* **Exercise instructions**
Give the count of lines below that include the word "omim", and say nothing else.

* **Entries provided**
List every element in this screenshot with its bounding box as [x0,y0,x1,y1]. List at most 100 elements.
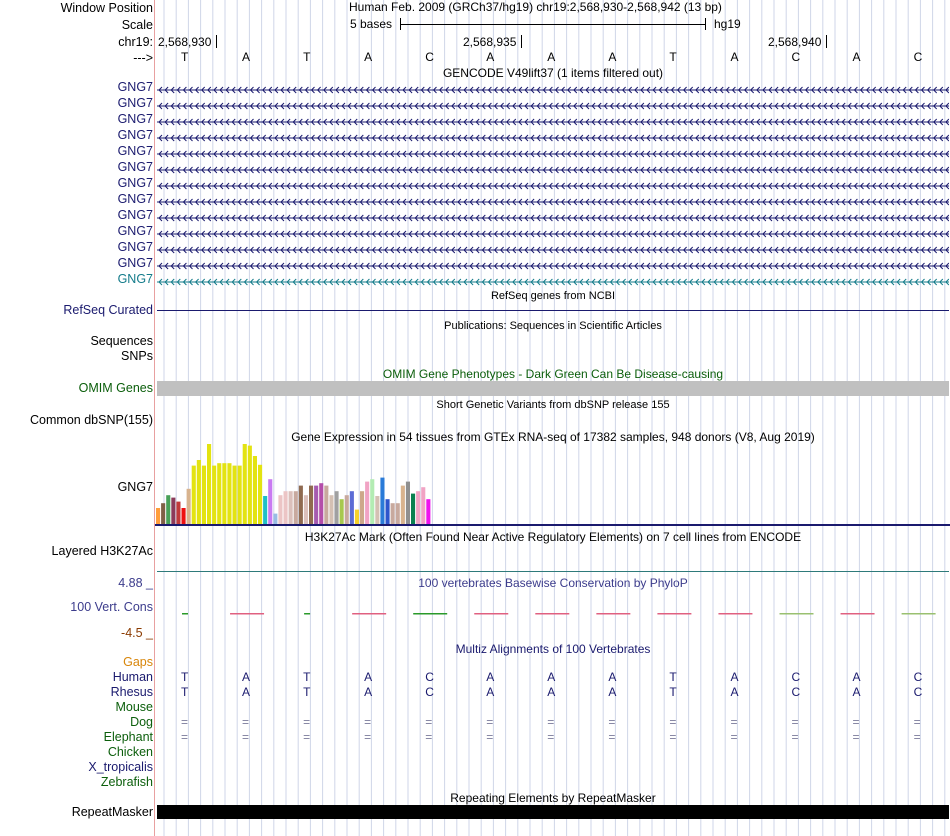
gtex-tissue-bar[interactable] [156,508,161,524]
gtex-tissue-bar[interactable] [196,460,201,524]
gencode-transcript[interactable] [157,83,950,94]
gtex-tissue-bar[interactable] [278,495,283,524]
gencode-transcript[interactable] [157,211,950,222]
h3k27ac-title[interactable]: H3K27Ac Mark (Often Found Near Active Re… [304,530,802,544]
gtex-tissue-bar[interactable] [370,479,375,524]
gtex-tissue-bar[interactable] [380,477,385,524]
gencode-transcript[interactable] [157,275,950,286]
gtex-tissue-bar[interactable] [375,496,380,524]
gencode-item-label[interactable]: GNG7 [117,240,153,254]
gencode-transcript[interactable] [157,131,950,142]
gencode-item-label[interactable]: GNG7 [117,80,153,94]
gtex-tissue-bar[interactable] [283,491,288,524]
repeatmasker-bar[interactable] [157,805,949,819]
gtex-tissue-bar[interactable] [181,508,186,524]
gtex-tissue-bar[interactable] [186,488,191,524]
gtex-tissue-bar[interactable] [268,479,273,524]
multiz-species-label[interactable]: Rhesus [110,685,153,699]
gtex-tissue-bar[interactable] [288,491,293,524]
multiz-species-label[interactable]: Chicken [107,745,153,759]
gencode-item-label[interactable]: GNG7 [117,144,153,158]
gtex-tissue-bar[interactable] [324,485,329,524]
phylop-track[interactable] [157,610,949,618]
phylop-title[interactable]: 100 vertebrates Basewise Conservation by… [418,576,688,590]
gtex-tissue-bar[interactable] [365,481,370,524]
gtex-tissue-bar[interactable] [329,495,334,524]
gtex-tissue-bar[interactable] [400,485,405,524]
gtex-tissue-bar[interactable] [252,456,257,524]
gencode-transcript[interactable] [157,115,950,126]
gtex-tissue-bar[interactable] [232,465,237,524]
gencode-item-label[interactable]: GNG7 [117,272,153,286]
gencode-transcript[interactable] [157,195,950,206]
gtex-tissue-bar[interactable] [354,509,359,524]
gtex-tissue-bar[interactable] [334,491,339,524]
gencode-item-label[interactable]: GNG7 [117,128,153,142]
gtex-tissue-bar[interactable] [344,495,349,524]
gtex-tissue-bar[interactable] [227,463,232,524]
multiz-title[interactable]: Multiz Alignments of 100 Vertebrates [455,642,651,656]
gtex-tissue-bar[interactable] [411,493,416,524]
gencode-transcript[interactable] [157,227,950,238]
gtex-tissue-bar[interactable] [390,503,395,524]
gtex-tissue-bar[interactable] [222,463,227,524]
gtex-tissue-bar[interactable] [405,481,410,524]
gencode-transcript[interactable] [157,243,950,254]
gtex-tissue-bar[interactable] [293,491,298,524]
repeatmasker-title[interactable]: Repeating Elements by RepeatMasker [450,791,656,805]
gencode-item-label[interactable]: GNG7 [117,208,153,222]
gtex-tissue-bar[interactable] [273,513,278,524]
multiz-species-label[interactable]: Human [112,670,153,684]
gtex-tissue-bar[interactable] [171,497,176,524]
h3k27ac-label[interactable]: Layered H3K27Ac [51,544,153,558]
gtex-tissue-bar[interactable] [161,503,166,524]
gtex-tissue-bar[interactable] [242,444,247,524]
publications-snps-label[interactable]: SNPs [121,349,153,363]
gtex-tissue-bar[interactable] [360,491,365,524]
phylop-label[interactable]: 100 Vert. Cons [70,600,153,614]
omim-label[interactable]: OMIM Genes [78,381,153,395]
gencode-title[interactable]: GENCODE V49lift37 (1 items filtered out) [442,66,664,80]
multiz-species-label[interactable]: Zebrafish [100,775,153,789]
repeatmasker-label[interactable]: RepeatMasker [71,805,153,819]
gtex-tissue-bar[interactable] [237,465,242,524]
gtex-tissue-bar[interactable] [212,465,217,524]
gtex-tissue-bar[interactable] [191,465,196,524]
gtex-title[interactable]: Gene Expression in 54 tissues from GTEx … [291,430,815,444]
gtex-tissue-bar[interactable] [421,487,426,524]
publications-title[interactable]: Publications: Sequences in Scientific Ar… [444,320,662,332]
gtex-tissue-bar[interactable] [416,491,421,524]
gtex-tissue-bar[interactable] [247,445,252,524]
gtex-tissue-bar[interactable] [166,495,171,524]
omim-gene-bar[interactable] [157,381,949,396]
multiz-species-label[interactable]: X_tropicalis [88,760,153,774]
multiz-species-label[interactable]: Dog [130,715,153,729]
dbsnp-label[interactable]: Common dbSNP(155) [30,413,153,427]
gencode-transcript[interactable] [157,179,950,190]
multiz-species-label[interactable]: Elephant [103,730,153,744]
gencode-item-label[interactable]: GNG7 [117,224,153,238]
gtex-tissue-bar[interactable] [319,483,324,524]
gtex-tissue-bar[interactable] [349,491,354,524]
gencode-item-label[interactable]: GNG7 [117,160,153,174]
gencode-item-label[interactable]: GNG7 [117,176,153,190]
gtex-gene-label[interactable]: GNG7 [117,480,153,494]
gencode-transcript[interactable] [157,259,950,270]
refseq-title[interactable]: RefSeq genes from NCBI [490,290,616,302]
gtex-tissue-bar[interactable] [303,495,308,524]
omim-title[interactable]: OMIM Gene Phenotypes - Dark Green Can Be… [382,367,724,381]
gtex-tissue-bar[interactable] [263,496,268,524]
gtex-tissue-bar[interactable] [385,499,390,524]
gtex-tissue-bar[interactable] [258,464,263,524]
gencode-item-label[interactable]: GNG7 [117,112,153,126]
gtex-tissue-bar[interactable] [201,465,206,524]
gtex-tissue-bar[interactable] [309,485,314,524]
gencode-item-label[interactable]: GNG7 [117,192,153,206]
gtex-tissue-bar[interactable] [207,444,212,524]
multiz-gaps-label[interactable]: Gaps [123,655,153,669]
gtex-tissue-bar[interactable] [314,485,319,524]
gencode-transcript[interactable] [157,147,950,158]
gencode-item-label[interactable]: GNG7 [117,96,153,110]
gencode-transcript[interactable] [157,99,950,110]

* **Written answer**
3